THE INPUT:
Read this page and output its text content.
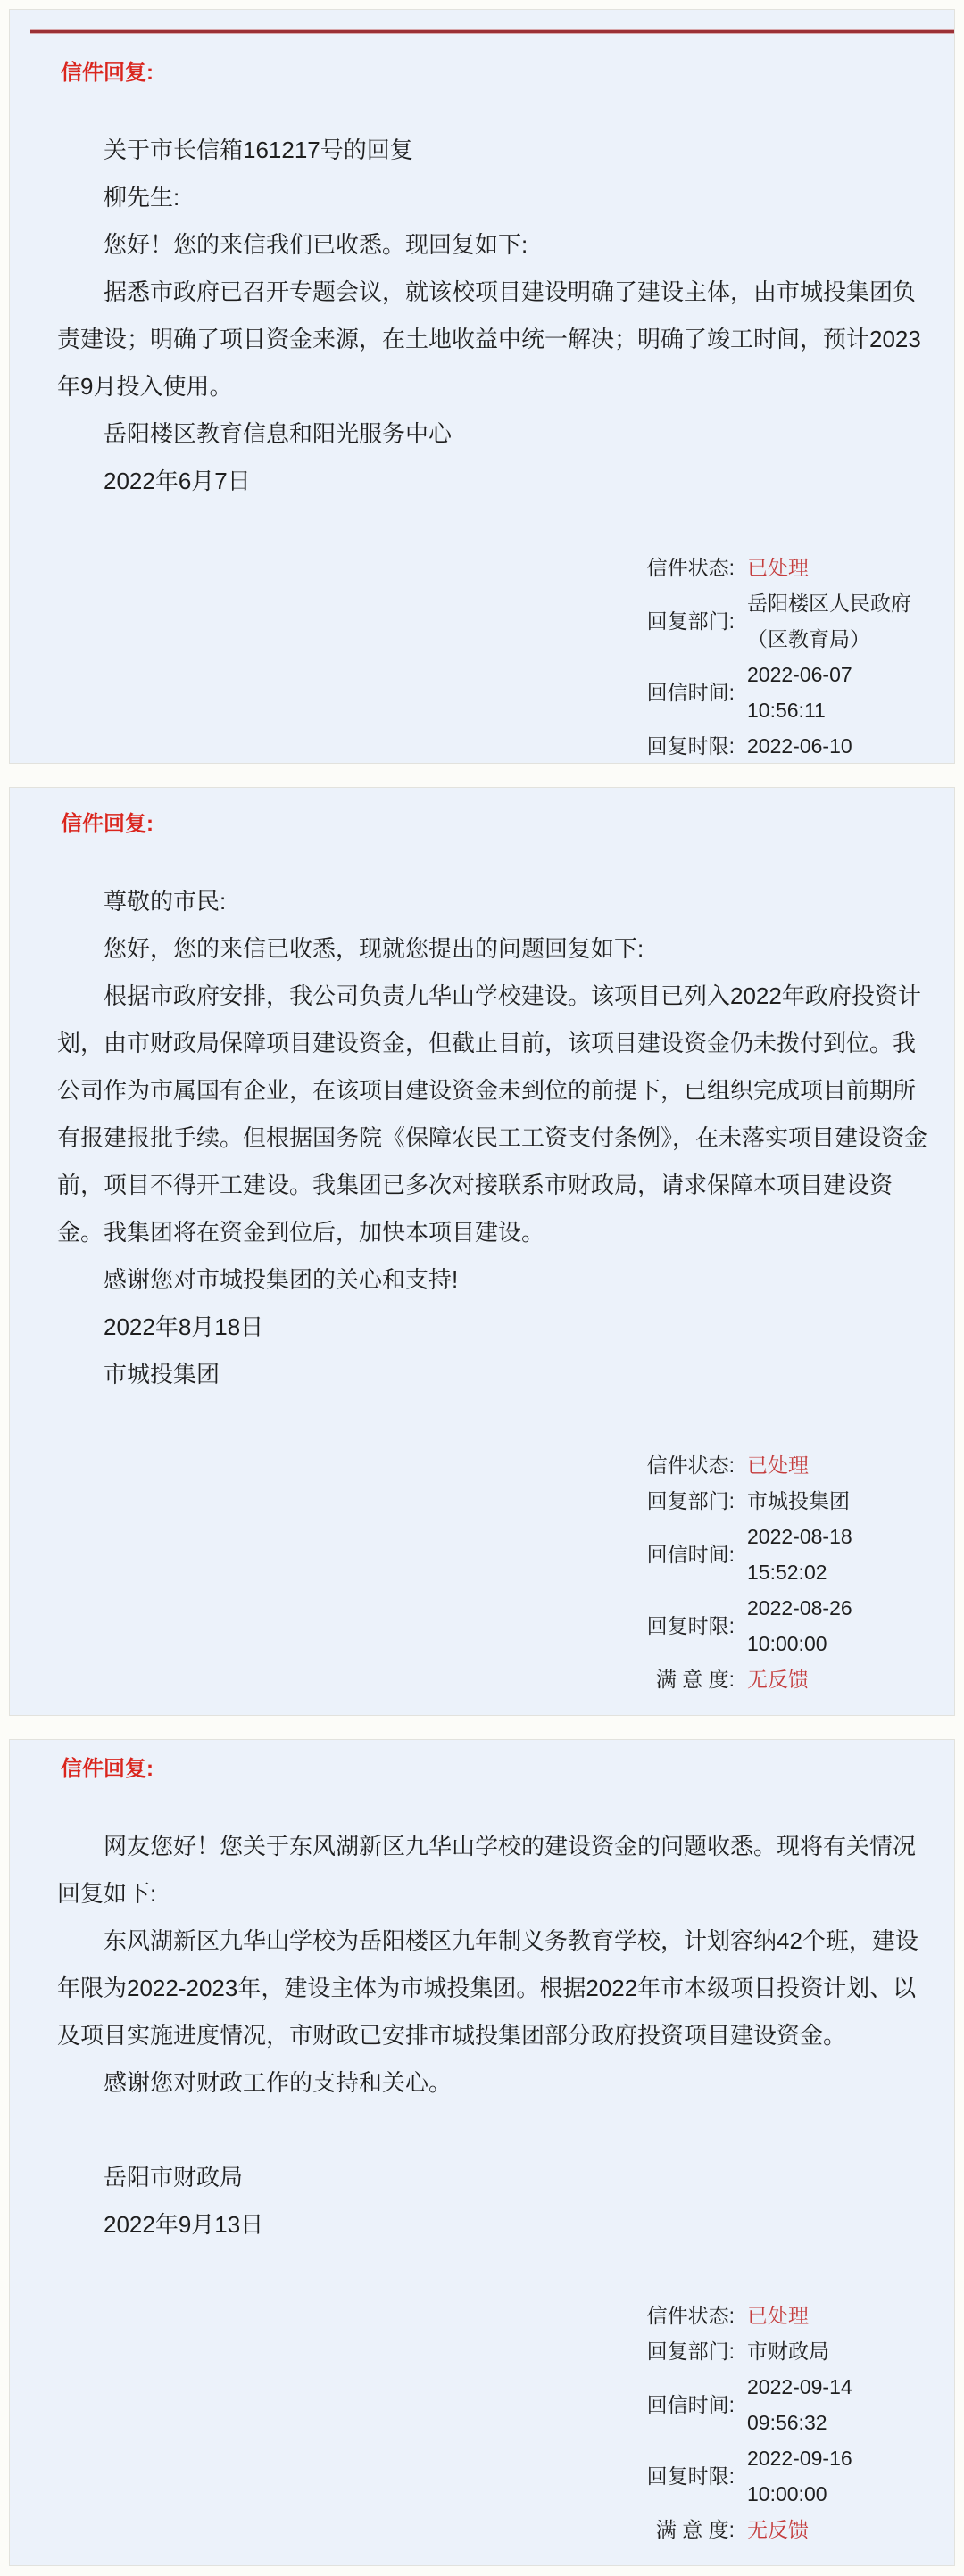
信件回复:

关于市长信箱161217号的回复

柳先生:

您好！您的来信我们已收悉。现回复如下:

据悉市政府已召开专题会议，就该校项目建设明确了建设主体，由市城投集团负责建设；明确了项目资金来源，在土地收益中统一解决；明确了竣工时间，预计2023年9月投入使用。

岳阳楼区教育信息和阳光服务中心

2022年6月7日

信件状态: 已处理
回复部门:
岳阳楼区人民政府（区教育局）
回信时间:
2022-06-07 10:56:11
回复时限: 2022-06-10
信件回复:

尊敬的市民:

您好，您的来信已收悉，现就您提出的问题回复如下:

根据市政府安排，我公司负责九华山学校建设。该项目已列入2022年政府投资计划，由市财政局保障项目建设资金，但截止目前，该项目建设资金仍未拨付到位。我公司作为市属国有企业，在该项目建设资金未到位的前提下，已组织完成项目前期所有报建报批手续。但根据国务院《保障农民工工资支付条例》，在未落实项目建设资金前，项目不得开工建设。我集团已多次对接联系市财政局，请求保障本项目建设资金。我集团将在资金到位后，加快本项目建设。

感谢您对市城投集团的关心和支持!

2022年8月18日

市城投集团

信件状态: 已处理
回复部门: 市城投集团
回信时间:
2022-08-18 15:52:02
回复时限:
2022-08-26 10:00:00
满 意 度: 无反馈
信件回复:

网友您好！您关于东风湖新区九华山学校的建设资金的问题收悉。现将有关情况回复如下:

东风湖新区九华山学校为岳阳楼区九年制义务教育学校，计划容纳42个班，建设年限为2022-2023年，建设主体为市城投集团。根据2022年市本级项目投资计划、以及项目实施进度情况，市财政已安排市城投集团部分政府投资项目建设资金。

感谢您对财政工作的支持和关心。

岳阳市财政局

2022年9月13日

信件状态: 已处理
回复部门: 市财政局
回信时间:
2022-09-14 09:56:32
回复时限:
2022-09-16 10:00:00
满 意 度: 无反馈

==

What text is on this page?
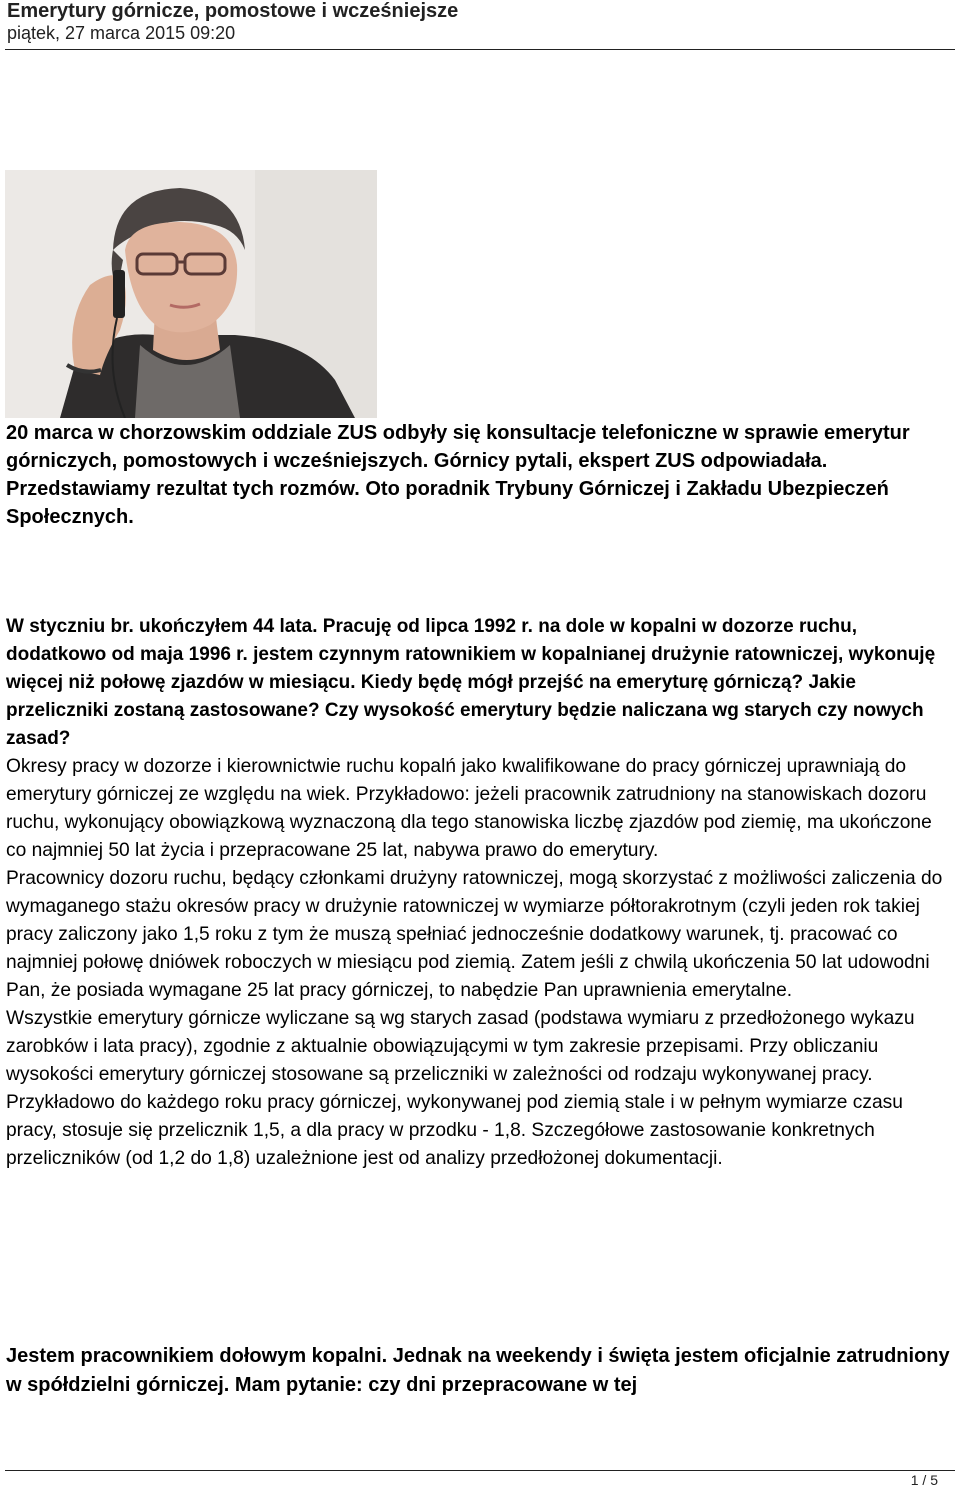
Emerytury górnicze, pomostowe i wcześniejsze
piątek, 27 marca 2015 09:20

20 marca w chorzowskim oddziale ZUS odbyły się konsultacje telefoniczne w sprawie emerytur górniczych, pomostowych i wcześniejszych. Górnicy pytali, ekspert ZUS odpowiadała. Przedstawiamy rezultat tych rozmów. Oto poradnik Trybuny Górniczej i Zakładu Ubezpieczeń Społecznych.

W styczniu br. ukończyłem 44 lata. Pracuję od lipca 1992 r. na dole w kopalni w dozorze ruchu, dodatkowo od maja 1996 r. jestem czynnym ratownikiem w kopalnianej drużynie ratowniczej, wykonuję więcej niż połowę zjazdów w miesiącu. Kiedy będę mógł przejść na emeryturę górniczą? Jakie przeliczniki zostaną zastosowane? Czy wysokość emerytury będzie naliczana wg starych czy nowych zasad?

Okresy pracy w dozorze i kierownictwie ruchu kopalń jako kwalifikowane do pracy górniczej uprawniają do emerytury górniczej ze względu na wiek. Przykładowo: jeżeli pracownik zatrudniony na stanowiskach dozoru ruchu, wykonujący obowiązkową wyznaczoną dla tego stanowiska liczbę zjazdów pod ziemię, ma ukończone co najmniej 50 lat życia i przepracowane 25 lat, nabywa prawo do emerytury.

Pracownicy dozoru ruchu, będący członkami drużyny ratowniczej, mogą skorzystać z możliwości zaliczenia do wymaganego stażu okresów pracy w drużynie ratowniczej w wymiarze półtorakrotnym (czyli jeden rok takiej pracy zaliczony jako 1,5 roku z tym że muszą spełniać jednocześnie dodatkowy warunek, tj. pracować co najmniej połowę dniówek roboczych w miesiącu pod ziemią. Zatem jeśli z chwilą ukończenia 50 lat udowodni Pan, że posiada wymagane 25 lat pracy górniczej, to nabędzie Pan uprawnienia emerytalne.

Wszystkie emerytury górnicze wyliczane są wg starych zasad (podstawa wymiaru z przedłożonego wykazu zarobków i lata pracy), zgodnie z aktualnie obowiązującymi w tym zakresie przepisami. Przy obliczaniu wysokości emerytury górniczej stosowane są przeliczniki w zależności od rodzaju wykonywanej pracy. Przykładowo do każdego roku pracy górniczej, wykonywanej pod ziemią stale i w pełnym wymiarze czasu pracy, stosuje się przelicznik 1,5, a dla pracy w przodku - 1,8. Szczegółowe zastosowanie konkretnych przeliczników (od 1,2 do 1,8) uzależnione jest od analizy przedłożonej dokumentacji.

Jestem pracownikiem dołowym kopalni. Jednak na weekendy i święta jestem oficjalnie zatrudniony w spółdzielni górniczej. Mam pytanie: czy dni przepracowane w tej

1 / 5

GOAL: Identify the lines that hold the word "marca". Copy every one of them.

SOLUTION TO THIS EXERCISE:
piątek, 27 marca 2015 09:20
20 marca w chorzowskim oddziale ZUS odbyły się konsultacje telefoniczne w sprawie emerytur górniczych, pomostowych i wcześniejszych. Górnicy pytali, ekspert ZUS odpowiadała. Przedstawiamy rezultat tych rozmów. Oto poradnik Trybuny Górniczej i Zakładu Ubezpieczeń Społecznych.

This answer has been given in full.